**Work to complete:** Find the line that contains "Give me a plain-text" in the entries below. Output it and each later line exactly, and nothing else.

**Given data:**

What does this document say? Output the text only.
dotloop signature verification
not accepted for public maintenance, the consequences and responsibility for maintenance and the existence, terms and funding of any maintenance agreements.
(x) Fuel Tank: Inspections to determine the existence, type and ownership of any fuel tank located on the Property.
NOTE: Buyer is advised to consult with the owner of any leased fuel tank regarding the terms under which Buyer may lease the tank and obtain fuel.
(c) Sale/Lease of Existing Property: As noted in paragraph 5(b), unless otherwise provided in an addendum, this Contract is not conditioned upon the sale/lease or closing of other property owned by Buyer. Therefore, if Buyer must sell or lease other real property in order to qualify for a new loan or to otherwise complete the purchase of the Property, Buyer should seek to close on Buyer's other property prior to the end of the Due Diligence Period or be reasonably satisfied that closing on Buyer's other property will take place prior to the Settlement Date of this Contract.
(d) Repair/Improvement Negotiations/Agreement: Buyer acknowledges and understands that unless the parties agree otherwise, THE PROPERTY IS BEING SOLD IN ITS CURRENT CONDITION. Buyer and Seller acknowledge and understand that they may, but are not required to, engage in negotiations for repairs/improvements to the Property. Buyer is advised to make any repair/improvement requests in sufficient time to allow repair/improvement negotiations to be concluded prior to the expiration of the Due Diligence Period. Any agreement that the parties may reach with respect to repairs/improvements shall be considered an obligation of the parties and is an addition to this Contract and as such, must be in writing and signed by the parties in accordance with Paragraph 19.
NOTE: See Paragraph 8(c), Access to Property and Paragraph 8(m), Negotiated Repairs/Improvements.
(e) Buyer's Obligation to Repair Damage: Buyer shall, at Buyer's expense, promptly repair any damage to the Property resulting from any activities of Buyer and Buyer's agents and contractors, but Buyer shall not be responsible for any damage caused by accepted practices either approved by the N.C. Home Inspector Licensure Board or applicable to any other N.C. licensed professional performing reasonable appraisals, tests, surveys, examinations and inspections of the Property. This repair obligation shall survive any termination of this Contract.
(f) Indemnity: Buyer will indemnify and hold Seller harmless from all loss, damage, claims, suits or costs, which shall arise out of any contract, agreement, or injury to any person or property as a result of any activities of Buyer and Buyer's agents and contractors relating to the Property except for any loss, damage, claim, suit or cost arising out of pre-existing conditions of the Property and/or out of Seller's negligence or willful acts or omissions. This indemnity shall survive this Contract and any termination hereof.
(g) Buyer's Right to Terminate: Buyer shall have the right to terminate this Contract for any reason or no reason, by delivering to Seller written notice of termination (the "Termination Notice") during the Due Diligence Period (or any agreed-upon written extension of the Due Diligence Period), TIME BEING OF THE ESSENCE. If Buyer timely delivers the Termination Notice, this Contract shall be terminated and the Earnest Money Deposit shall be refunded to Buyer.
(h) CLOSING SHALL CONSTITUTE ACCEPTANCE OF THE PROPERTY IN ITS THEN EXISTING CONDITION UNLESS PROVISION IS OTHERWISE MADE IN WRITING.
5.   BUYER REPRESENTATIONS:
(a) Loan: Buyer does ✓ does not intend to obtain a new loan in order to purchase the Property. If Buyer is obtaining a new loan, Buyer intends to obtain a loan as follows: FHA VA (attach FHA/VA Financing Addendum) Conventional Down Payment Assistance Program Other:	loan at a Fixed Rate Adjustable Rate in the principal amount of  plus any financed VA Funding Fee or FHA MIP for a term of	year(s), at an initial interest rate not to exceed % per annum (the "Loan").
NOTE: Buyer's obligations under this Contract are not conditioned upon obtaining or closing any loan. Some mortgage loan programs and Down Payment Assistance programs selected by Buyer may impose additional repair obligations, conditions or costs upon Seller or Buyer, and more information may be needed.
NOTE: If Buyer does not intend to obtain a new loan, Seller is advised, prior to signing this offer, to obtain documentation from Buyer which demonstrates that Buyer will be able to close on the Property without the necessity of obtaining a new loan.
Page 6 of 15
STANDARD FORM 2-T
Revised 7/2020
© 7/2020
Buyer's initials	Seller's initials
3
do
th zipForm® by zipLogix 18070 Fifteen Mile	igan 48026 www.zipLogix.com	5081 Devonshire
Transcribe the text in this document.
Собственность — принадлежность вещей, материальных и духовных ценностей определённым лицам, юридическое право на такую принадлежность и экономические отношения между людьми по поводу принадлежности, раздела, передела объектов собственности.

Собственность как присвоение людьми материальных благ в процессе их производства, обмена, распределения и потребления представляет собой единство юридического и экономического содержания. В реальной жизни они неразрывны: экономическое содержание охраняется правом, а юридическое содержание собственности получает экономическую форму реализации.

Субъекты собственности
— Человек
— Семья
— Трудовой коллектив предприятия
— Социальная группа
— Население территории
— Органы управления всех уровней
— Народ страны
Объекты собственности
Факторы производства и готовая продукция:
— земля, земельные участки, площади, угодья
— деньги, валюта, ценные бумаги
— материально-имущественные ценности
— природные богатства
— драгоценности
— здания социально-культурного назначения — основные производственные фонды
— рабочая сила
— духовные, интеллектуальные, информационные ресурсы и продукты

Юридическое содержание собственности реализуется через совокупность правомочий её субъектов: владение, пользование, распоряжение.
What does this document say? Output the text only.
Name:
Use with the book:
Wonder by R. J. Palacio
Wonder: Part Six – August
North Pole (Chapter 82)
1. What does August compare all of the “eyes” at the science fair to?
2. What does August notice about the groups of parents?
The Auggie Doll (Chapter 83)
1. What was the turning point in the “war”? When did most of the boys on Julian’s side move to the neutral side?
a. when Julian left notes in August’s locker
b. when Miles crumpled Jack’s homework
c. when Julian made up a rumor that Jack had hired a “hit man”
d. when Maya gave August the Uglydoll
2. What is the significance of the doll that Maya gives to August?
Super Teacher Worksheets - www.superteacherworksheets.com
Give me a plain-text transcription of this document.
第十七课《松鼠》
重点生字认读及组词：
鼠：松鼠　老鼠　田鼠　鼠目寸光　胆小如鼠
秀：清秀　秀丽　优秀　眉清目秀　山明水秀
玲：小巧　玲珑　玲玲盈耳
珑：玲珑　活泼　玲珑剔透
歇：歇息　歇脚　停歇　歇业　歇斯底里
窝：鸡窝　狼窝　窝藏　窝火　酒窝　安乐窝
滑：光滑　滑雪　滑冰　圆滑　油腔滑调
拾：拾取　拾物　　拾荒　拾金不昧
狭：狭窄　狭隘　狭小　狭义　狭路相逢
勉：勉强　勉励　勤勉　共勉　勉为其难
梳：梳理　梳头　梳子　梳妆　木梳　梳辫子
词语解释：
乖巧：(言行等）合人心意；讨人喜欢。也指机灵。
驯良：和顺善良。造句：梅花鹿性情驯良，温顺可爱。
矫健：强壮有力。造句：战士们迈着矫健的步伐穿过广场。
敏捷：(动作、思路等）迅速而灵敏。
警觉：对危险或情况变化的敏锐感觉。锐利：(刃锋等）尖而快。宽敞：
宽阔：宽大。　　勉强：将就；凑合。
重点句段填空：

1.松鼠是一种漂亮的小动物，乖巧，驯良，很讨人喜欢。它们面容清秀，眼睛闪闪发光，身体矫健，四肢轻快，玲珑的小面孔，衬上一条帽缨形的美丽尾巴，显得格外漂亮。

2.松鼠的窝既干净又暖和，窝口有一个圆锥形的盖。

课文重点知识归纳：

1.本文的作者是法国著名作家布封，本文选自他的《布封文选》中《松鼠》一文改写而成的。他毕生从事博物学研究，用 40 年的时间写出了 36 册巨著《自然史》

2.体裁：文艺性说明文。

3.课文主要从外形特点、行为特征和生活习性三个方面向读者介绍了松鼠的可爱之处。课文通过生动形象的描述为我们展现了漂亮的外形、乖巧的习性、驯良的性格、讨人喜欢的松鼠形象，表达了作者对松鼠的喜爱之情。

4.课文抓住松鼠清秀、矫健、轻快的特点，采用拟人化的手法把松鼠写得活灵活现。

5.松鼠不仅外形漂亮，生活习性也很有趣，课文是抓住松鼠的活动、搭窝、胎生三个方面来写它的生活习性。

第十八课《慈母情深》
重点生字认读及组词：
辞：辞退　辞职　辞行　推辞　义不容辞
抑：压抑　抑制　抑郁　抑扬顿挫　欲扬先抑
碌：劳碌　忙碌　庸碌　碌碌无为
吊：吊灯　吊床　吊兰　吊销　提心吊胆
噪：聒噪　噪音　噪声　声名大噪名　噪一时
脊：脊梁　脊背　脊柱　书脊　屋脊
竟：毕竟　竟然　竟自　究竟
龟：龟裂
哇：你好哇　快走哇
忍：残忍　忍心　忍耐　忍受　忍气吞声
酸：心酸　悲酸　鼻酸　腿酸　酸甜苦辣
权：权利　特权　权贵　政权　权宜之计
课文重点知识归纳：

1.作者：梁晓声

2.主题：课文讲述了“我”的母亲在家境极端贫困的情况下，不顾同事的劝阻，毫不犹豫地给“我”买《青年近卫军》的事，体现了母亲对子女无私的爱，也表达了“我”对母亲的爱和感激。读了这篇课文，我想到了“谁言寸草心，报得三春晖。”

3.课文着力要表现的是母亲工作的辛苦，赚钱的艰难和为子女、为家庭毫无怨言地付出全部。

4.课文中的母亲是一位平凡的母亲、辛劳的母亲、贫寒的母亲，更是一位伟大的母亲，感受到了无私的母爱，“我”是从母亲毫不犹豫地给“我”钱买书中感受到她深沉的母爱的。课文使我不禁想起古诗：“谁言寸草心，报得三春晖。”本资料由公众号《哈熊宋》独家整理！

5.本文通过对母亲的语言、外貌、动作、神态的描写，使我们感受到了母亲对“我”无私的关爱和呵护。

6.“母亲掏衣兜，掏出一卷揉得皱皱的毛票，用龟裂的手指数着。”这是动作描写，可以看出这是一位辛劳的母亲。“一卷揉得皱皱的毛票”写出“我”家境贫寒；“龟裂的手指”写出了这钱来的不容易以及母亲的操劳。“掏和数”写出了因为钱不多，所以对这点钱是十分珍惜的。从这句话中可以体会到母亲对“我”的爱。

**Problem solution:**
Give me a plain-text transcription of this document.
第十七课《松鼠》
重点生字认读及组词：
鼠：松鼠　老鼠　田鼠　鼠目寸光　胆小如鼠
秀：清秀　秀丽　优秀　眉清目秀　山明水秀
玲：小巧　玲珑　玲玲盈耳
珑：玲珑　活泼　玲珑剔透
歇：歇息　歇脚　停歇　歇业　歇斯底里
窝：鸡窝　狼窝　窝藏　窝火　酒窝　安乐窝
滑：光滑　滑雪　滑冰　圆滑　油腔滑调
拾：拾取　拾物　　拾荒　拾金不昧
狭：狭窄　狭隘　狭小　狭义　狭路相逢
勉：勉强　勉励　勤勉　共勉　勉为其难
梳：梳理　梳头　梳子　梳妆　木梳　梳辫子
词语解释：
乖巧：(言行等）合人心意；讨人喜欢。也指机灵。
驯良：和顺善良。造句：梅花鹿性情驯良，温顺可爱。
矫健：强壮有力。造句：战士们迈着矫健的步伐穿过广场。
敏捷：(动作、思路等）迅速而灵敏。
警觉：对危险或情况变化的敏锐感觉。锐利：(刃锋等）尖而快。宽敞：
宽阔：宽大。　　勉强：将就；凑合。
重点句段填空：

1.松鼠是一种漂亮的小动物，乖巧，驯良，很讨人喜欢。它们面容清秀，眼睛闪闪发光，身体矫健，四肢轻快，玲珑的小面孔，衬上一条帽缨形的美丽尾巴，显得格外漂亮。

2.松鼠的窝既干净又暖和，窝口有一个圆锥形的盖。

课文重点知识归纳：

1.本文的作者是法国著名作家布封，本文选自他的《布封文选》中《松鼠》一文改写而成的。他毕生从事博物学研究，用 40 年的时间写出了 36 册巨著《自然史》

2.体裁：文艺性说明文。

3.课文主要从外形特点、行为特征和生活习性三个方面向读者介绍了松鼠的可爱之处。课文通过生动形象的描述为我们展现了漂亮的外形、乖巧的习性、驯良的性格、讨人喜欢的松鼠形象，表达了作者对松鼠的喜爱之情。

4.课文抓住松鼠清秀、矫健、轻快的特点，采用拟人化的手法把松鼠写得活灵活现。

5.松鼠不仅外形漂亮，生活习性也很有趣，课文是抓住松鼠的活动、搭窝、胎生三个方面来写它的生活习性。

第十八课《慈母情深》
重点生字认读及组词：
辞：辞退　辞职　辞行　推辞　义不容辞
抑：压抑　抑制　抑郁　抑扬顿挫　欲扬先抑
碌：劳碌　忙碌　庸碌　碌碌无为
吊：吊灯　吊床　吊兰　吊销　提心吊胆
噪：聒噪　噪音　噪声　声名大噪名　噪一时
脊：脊梁　脊背　脊柱　书脊　屋脊
竟：毕竟　竟然　竟自　究竟
龟：龟裂
哇：你好哇　快走哇
忍：残忍　忍心　忍耐　忍受　忍气吞声
酸：心酸　悲酸　鼻酸　腿酸　酸甜苦辣
权：权利　特权　权贵　政权　权宜之计
课文重点知识归纳：

1.作者：梁晓声

2.主题：课文讲述了“我”的母亲在家境极端贫困的情况下，不顾同事的劝阻，毫不犹豫地给“我”买《青年近卫军》的事，体现了母亲对子女无私的爱，也表达了“我”对母亲的爱和感激。读了这篇课文，我想到了“谁言寸草心，报得三春晖。”

3.课文着力要表现的是母亲工作的辛苦，赚钱的艰难和为子女、为家庭毫无怨言地付出全部。

4.课文中的母亲是一位平凡的母亲、辛劳的母亲、贫寒的母亲，更是一位伟大的母亲，感受到了无私的母爱，“我”是从母亲毫不犹豫地给“我”钱买书中感受到她深沉的母爱的。课文使我不禁想起古诗：“谁言寸草心，报得三春晖。”本资料由公众号《哈熊宋》独家整理！

5.本文通过对母亲的语言、外貌、动作、神态的描写，使我们感受到了母亲对“我”无私的关爱和呵护。

6.“母亲掏衣兜，掏出一卷揉得皱皱的毛票，用龟裂的手指数着。”这是动作描写，可以看出这是一位辛劳的母亲。“一卷揉得皱皱的毛票”写出“我”家境贫寒；“龟裂的手指”写出了这钱来的不容易以及母亲的操劳。“掏和数”写出了因为钱不多，所以对这点钱是十分珍惜的。从这句话中可以体会到母亲对“我”的爱。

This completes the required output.